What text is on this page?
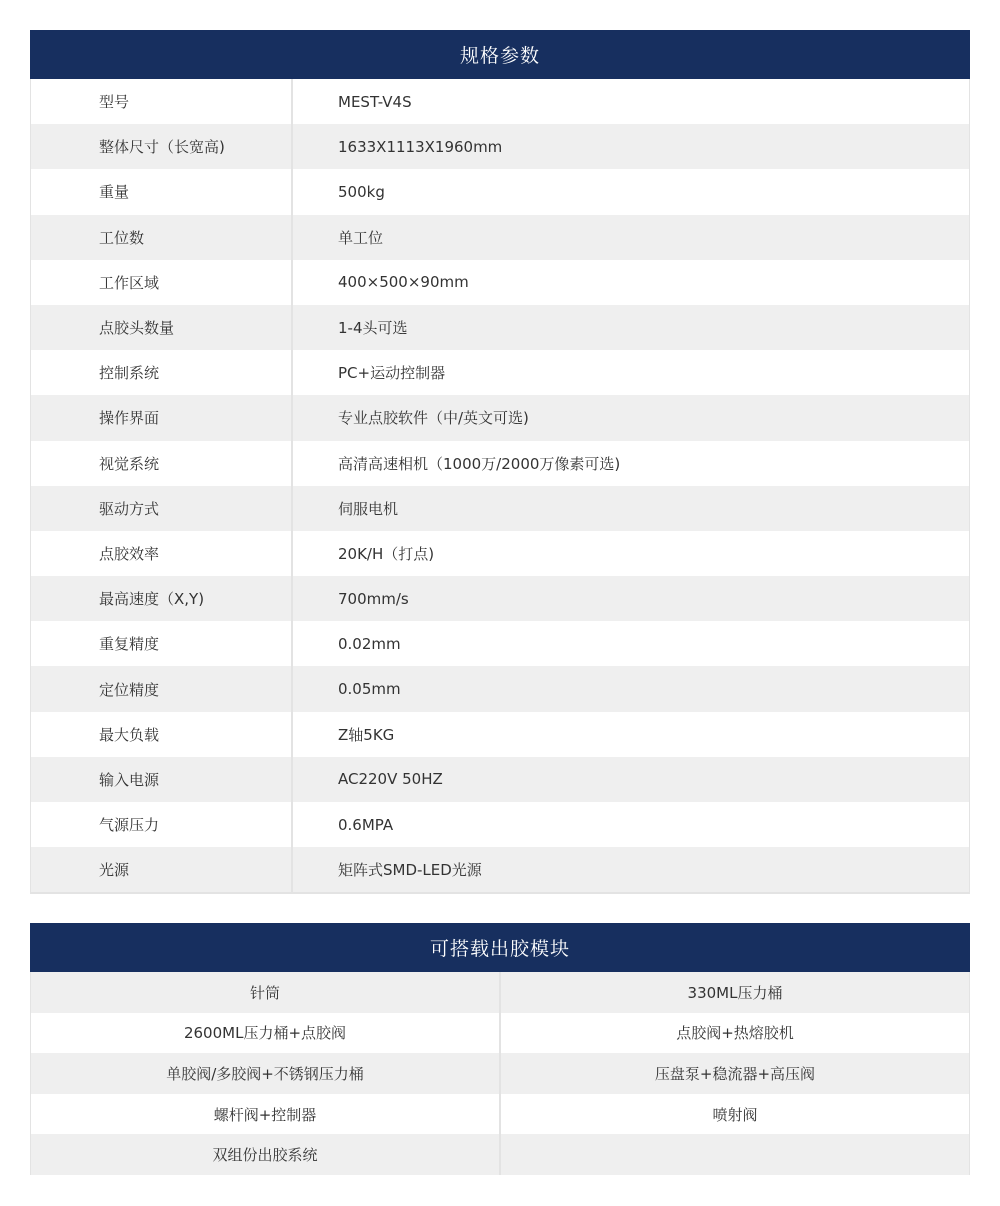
规格参数
型号	MEST-V4S
整体尺寸（长宽高)	1633X1113X1960mm
重量	500kg
工位数	单工位
工作区域	400×500×90mm
点胶头数量	1-4头可选
控制系统	PC+运动控制器
操作界面	专业点胶软件（中/英文可选)
视觉系统	高清高速相机（1000万/2000万像素可选)
驱动方式	伺服电机
点胶效率	20K/H（打点)
最高速度（X,Y)	700mm/s
重复精度	0.02mm
定位精度	0.05mm
最大负载	Z轴5KG
输入电源	AC220V 50HZ
气源压力	0.6MPA
光源	矩阵式SMD-LED光源
可搭载出胶模块
针筒	330ML压力桶
2600ML压力桶+点胶阀	点胶阀+热熔胶机
单胶阀/多胶阀+不锈钢压力桶	压盘泵+稳流器+高压阀
螺杆阀+控制器	喷射阀
双组份出胶系统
--*--
Work to do>
Leave out the pictures and retype every line above exactly.

Full solution>
What text is on this page?
规格参数
型号	MEST-V4S
整体尺寸（长宽高)	1633X1113X1960mm
重量	500kg
工位数	单工位
工作区域	400×500×90mm
点胶头数量	1-4头可选
控制系统	PC+运动控制器
操作界面	专业点胶软件（中/英文可选)
视觉系统	高清高速相机（1000万/2000万像素可选)
驱动方式	伺服电机
点胶效率	20K/H（打点)
最高速度（X,Y)	700mm/s
重复精度	0.02mm
定位精度	0.05mm
最大负载	Z轴5KG
输入电源	AC220V 50HZ
气源压力	0.6MPA
光源	矩阵式SMD-LED光源
可搭载出胶模块
针筒	330ML压力桶
2600ML压力桶+点胶阀	点胶阀+热熔胶机
单胶阀/多胶阀+不锈钢压力桶	压盘泵+稳流器+高压阀
螺杆阀+控制器	喷射阀
双组份出胶系统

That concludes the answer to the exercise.